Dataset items
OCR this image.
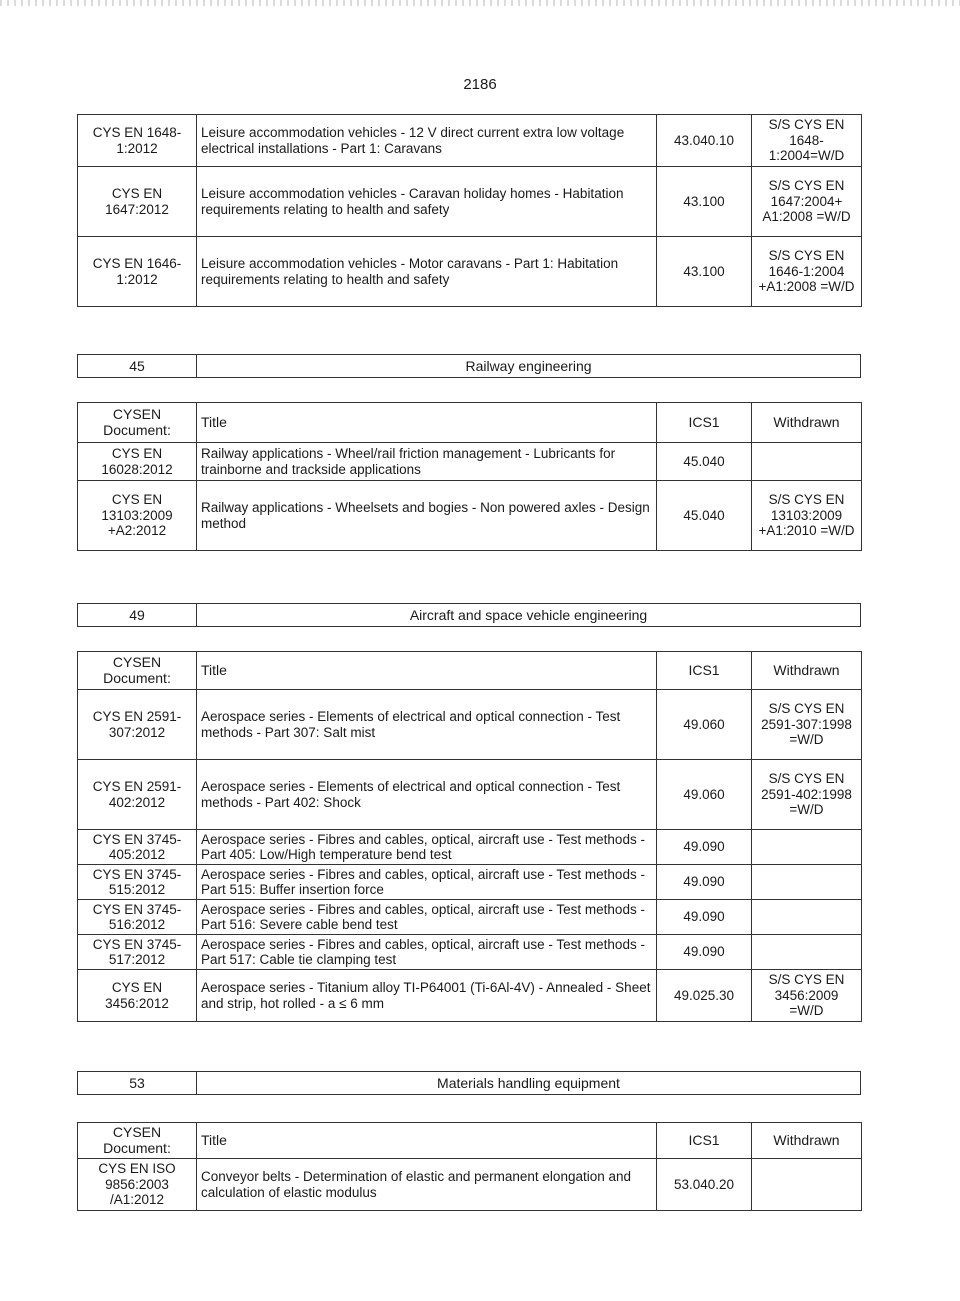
2186
CYS EN 1648-1:2012	Leisure accommodation vehicles - 12 V direct current extra low voltage electrical installations - Part 1: Caravans	43.040.10	S/S CYS EN 1648-1:2004=W/D
CYS EN 1647:2012	Leisure accommodation vehicles - Caravan holiday homes - Habitation requirements relating to health and safety	43.100	S/S CYS EN 1647:2004+ A1:2008 =W/D
CYS EN 1646-1:2012	Leisure accommodation vehicles - Motor caravans - Part 1: Habitation requirements relating to health and safety	43.100	S/S CYS EN 1646-1:2004 +A1:2008 =W/D
45	Railway engineering
CYSEN Document:	Title	ICS1	Withdrawn
CYS EN 16028:2012	Railway applications - Wheel/rail friction management - Lubricants for trainborne and trackside applications	45.040	
CYS EN 13103:2009 +A2:2012	Railway applications - Wheelsets and bogies - Non powered axles - Design method	45.040	S/S CYS EN 13103:2009 +A1:2010 =W/D
49	Aircraft and space vehicle engineering
CYSEN Document:	Title	ICS1	Withdrawn
CYS EN 2591-307:2012	Aerospace series - Elements of electrical and optical connection - Test methods - Part 307: Salt mist	49.060	S/S CYS EN 2591-307:1998 =W/D
CYS EN 2591-402:2012	Aerospace series - Elements of electrical and optical connection - Test methods - Part 402: Shock	49.060	S/S CYS EN 2591-402:1998 =W/D
CYS EN 3745-405:2012	Aerospace series - Fibres and cables, optical, aircraft use - Test methods - Part 405: Low/High temperature bend test	49.090	
CYS EN 3745-515:2012	Aerospace series - Fibres and cables, optical, aircraft use - Test methods - Part 515: Buffer insertion force	49.090	
CYS EN 3745-516:2012	Aerospace series - Fibres and cables, optical, aircraft use - Test methods - Part 516: Severe cable bend test	49.090	
CYS EN 3745-517:2012	Aerospace series - Fibres and cables, optical, aircraft use - Test methods - Part 517: Cable tie clamping test	49.090	
CYS EN 3456:2012	Aerospace series - Titanium alloy TI-P64001 (Ti-6Al-4V) - Annealed - Sheet and strip, hot rolled - a ≤ 6 mm	49.025.30	S/S CYS EN 3456:2009 =W/D
53	Materials handling equipment
CYSEN Document:	Title	ICS1	Withdrawn
CYS EN ISO 9856:2003 /A1:2012	Conveyor belts - Determination of elastic and permanent elongation and calculation of elastic modulus	53.040.20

▶ [EXERCISE DIRECTIONS]: Exact duplication of all the records is required; pictures are omitted from the copy.

▶ [EXERCISE ANSWER]:
OCR this image.
2186
CYS EN 1648-1:2012	Leisure accommodation vehicles - 12 V direct current extra low voltage electrical installations - Part 1: Caravans	43.040.10	S/S CYS EN 1648-1:2004=W/D
CYS EN 1647:2012	Leisure accommodation vehicles - Caravan holiday homes - Habitation requirements relating to health and safety	43.100	S/S CYS EN 1647:2004+ A1:2008 =W/D
CYS EN 1646-1:2012	Leisure accommodation vehicles - Motor caravans - Part 1: Habitation requirements relating to health and safety	43.100	S/S CYS EN 1646-1:2004 +A1:2008 =W/D
45	Railway engineering
CYSEN Document:	Title	ICS1	Withdrawn
CYS EN 16028:2012	Railway applications - Wheel/rail friction management - Lubricants for trainborne and trackside applications	45.040	
CYS EN 13103:2009 +A2:2012	Railway applications - Wheelsets and bogies - Non powered axles - Design method	45.040	S/S CYS EN 13103:2009 +A1:2010 =W/D
49	Aircraft and space vehicle engineering
CYSEN Document:	Title	ICS1	Withdrawn
CYS EN 2591-307:2012	Aerospace series - Elements of electrical and optical connection - Test methods - Part 307: Salt mist	49.060	S/S CYS EN 2591-307:1998 =W/D
CYS EN 2591-402:2012	Aerospace series - Elements of electrical and optical connection - Test methods - Part 402: Shock	49.060	S/S CYS EN 2591-402:1998 =W/D
CYS EN 3745-405:2012	Aerospace series - Fibres and cables, optical, aircraft use - Test methods - Part 405: Low/High temperature bend test	49.090	
CYS EN 3745-515:2012	Aerospace series - Fibres and cables, optical, aircraft use - Test methods - Part 515: Buffer insertion force	49.090	
CYS EN 3745-516:2012	Aerospace series - Fibres and cables, optical, aircraft use - Test methods - Part 516: Severe cable bend test	49.090	
CYS EN 3745-517:2012	Aerospace series - Fibres and cables, optical, aircraft use - Test methods - Part 517: Cable tie clamping test	49.090	
CYS EN 3456:2012	Aerospace series - Titanium alloy TI-P64001 (Ti-6Al-4V) - Annealed - Sheet and strip, hot rolled - a ≤ 6 mm	49.025.30	S/S CYS EN 3456:2009 =W/D
53	Materials handling equipment
CYSEN Document:	Title	ICS1	Withdrawn
CYS EN ISO 9856:2003 /A1:2012	Conveyor belts - Determination of elastic and permanent elongation and calculation of elastic modulus	53.040.20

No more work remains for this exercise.